▶ Request
What lines of the data include the string "donde"? Copy them all.
-- Begin Dataset extract --
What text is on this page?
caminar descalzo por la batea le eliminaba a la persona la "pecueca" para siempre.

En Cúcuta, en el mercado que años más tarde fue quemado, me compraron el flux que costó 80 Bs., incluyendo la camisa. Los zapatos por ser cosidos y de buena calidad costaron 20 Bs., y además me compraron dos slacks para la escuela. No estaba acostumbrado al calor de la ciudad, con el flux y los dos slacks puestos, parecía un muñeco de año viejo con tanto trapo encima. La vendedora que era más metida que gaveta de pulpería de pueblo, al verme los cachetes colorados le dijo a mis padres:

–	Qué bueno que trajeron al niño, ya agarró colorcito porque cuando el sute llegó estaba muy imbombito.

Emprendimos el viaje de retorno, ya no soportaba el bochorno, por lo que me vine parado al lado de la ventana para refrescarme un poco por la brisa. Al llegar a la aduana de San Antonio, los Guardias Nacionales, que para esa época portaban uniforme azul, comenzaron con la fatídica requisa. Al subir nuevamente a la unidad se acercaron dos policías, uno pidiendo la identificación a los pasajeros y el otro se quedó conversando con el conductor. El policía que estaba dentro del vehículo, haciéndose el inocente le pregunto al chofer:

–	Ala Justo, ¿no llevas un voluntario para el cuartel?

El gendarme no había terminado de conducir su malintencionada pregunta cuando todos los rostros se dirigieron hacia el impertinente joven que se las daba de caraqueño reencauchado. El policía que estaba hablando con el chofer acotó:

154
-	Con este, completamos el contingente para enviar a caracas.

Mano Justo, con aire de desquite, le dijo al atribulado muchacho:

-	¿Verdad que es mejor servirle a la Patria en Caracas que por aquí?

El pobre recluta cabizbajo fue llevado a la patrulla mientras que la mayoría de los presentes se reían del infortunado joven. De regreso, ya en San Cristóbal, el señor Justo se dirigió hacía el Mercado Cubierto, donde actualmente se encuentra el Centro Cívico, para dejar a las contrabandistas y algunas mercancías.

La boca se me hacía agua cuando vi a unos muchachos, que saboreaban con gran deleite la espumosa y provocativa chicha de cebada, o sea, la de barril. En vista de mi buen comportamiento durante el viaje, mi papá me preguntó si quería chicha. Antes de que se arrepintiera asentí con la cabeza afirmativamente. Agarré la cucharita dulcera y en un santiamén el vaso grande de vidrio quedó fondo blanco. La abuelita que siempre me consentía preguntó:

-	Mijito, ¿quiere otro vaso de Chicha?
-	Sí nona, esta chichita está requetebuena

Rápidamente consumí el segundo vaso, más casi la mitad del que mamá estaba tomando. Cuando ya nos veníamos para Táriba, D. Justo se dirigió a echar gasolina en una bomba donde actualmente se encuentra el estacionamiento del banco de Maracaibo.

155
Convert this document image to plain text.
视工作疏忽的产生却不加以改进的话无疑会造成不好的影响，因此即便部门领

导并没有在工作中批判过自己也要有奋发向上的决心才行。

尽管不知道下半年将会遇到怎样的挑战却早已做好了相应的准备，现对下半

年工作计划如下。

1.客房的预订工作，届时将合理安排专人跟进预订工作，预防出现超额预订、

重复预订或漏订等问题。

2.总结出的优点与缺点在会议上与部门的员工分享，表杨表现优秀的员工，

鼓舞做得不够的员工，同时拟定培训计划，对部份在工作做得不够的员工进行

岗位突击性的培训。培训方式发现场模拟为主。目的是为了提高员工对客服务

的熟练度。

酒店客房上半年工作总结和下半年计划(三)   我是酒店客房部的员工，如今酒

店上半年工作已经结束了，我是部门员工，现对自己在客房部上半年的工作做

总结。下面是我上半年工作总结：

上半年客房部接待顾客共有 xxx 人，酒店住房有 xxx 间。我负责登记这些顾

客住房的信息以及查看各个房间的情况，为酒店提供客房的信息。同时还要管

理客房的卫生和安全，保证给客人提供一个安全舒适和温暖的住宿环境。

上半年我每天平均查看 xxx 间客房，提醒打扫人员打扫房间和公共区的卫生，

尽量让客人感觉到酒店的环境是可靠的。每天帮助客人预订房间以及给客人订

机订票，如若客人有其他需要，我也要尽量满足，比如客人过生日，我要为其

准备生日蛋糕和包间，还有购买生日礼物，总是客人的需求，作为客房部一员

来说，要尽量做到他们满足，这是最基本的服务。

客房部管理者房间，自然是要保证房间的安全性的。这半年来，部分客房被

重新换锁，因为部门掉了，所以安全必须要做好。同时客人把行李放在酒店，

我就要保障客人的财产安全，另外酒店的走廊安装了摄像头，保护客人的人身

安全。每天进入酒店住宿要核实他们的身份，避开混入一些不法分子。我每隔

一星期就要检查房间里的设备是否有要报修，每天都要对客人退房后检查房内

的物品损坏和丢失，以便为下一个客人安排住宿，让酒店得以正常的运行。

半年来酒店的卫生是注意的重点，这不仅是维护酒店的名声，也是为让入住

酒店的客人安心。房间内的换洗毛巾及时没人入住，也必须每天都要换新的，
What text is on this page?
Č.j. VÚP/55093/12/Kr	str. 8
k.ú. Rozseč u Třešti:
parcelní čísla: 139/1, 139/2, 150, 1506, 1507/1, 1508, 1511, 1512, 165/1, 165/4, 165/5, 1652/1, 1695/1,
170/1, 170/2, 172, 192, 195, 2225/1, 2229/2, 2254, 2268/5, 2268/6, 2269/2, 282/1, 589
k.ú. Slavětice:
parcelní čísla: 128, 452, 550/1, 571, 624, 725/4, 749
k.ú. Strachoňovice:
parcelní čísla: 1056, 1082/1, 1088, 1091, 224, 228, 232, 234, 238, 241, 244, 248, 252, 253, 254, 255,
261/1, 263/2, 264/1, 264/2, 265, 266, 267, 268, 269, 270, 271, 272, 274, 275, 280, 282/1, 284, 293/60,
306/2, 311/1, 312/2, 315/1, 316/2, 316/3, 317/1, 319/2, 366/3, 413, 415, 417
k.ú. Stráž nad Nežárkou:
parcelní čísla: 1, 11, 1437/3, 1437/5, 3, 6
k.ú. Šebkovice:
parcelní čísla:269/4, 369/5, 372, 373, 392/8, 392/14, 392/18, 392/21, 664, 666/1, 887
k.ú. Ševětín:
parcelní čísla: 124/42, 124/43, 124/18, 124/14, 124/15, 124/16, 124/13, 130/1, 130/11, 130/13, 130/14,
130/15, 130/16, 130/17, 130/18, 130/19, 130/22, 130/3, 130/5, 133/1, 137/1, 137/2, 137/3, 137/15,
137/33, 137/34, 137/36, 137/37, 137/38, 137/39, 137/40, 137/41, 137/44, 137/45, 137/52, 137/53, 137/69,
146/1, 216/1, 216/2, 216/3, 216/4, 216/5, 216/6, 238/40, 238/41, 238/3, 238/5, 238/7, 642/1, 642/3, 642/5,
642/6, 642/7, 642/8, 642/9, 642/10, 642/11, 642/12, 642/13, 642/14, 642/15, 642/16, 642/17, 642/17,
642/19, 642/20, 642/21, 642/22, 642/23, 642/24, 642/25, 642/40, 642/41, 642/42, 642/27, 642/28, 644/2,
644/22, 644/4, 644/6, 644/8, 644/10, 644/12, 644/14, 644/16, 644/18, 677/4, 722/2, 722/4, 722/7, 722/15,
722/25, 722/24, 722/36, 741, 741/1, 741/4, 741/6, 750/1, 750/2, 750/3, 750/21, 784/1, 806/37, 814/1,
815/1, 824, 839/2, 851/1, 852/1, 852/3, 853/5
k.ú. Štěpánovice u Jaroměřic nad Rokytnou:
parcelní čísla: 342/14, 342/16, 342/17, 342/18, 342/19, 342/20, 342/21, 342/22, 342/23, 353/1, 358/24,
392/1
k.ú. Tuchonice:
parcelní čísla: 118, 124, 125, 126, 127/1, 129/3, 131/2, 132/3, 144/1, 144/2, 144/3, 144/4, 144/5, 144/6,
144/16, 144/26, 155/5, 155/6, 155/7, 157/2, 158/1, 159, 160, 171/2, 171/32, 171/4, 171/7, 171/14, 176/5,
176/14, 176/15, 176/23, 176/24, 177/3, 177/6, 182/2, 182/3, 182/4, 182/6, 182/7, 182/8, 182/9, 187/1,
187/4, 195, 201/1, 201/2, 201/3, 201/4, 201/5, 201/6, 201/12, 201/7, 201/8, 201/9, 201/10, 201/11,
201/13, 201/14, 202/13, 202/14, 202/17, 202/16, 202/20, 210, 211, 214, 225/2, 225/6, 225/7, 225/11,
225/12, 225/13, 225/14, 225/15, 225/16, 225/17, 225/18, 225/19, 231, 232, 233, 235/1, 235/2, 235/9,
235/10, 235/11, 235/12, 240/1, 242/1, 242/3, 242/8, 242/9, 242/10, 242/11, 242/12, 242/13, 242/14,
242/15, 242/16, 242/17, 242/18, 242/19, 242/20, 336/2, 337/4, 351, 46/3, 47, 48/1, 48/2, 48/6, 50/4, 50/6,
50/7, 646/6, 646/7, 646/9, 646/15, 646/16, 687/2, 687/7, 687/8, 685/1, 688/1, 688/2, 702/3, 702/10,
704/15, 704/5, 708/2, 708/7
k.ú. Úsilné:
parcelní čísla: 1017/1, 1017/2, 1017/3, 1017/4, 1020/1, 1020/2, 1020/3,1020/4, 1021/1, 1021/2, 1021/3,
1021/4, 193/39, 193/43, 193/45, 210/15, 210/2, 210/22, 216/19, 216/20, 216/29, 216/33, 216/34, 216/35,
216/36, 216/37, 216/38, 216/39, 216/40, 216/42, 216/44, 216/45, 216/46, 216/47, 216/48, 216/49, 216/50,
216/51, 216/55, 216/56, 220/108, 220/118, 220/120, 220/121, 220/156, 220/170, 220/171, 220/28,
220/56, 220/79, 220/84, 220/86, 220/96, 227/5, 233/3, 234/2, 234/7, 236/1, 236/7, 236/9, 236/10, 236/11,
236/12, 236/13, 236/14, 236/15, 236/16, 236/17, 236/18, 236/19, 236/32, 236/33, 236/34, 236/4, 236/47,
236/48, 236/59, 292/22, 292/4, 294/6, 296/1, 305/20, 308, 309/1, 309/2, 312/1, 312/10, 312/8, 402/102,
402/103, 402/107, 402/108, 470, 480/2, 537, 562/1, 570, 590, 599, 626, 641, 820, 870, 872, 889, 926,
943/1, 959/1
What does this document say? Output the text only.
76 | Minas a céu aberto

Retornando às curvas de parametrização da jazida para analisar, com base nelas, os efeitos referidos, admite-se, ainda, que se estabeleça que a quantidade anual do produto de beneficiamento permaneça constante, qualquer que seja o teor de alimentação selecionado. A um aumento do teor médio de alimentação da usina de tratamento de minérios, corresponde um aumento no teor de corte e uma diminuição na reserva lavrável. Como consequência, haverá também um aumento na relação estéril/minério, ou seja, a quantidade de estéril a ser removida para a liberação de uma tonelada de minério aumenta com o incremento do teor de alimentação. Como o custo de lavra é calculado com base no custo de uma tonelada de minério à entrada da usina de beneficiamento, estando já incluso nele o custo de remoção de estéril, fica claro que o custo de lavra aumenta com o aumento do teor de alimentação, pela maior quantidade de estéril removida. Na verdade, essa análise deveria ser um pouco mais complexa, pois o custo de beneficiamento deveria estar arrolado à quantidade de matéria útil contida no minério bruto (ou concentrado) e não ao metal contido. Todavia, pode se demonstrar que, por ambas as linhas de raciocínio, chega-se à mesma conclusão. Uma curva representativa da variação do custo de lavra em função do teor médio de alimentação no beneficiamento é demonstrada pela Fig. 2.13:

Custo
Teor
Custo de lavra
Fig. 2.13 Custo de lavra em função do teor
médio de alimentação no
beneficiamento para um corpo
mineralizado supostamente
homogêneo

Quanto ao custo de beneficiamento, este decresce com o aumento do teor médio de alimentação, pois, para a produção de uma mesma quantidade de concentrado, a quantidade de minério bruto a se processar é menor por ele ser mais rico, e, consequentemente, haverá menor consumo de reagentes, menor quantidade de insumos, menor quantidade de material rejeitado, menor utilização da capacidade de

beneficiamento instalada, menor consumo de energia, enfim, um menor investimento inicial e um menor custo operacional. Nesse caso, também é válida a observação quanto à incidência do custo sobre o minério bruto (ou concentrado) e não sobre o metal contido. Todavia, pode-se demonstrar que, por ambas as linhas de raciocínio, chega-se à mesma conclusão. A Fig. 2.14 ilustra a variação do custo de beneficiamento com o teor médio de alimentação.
-- End Dataset extract --
▶ Exercise response
El pobre recluta cabizbajo fue llevado a la patrulla mientras que la mayoría de los presentes se reían del infortunado joven. De regreso, ya en San Cristóbal, el señor Justo se dirigió hacía el Mercado Cubierto, donde actualmente se encuentra el Centro Cívico, para dejar a las contrabandistas y algunas mercancías.
Rápidamente consumí el segundo vaso, más casi la mitad del que mamá estaba tomando. Cuando ya nos veníamos para Táriba, D. Justo se dirigió a echar gasolina en una bomba donde actualmente se encuentra el estacionamiento del banco de Maracaibo.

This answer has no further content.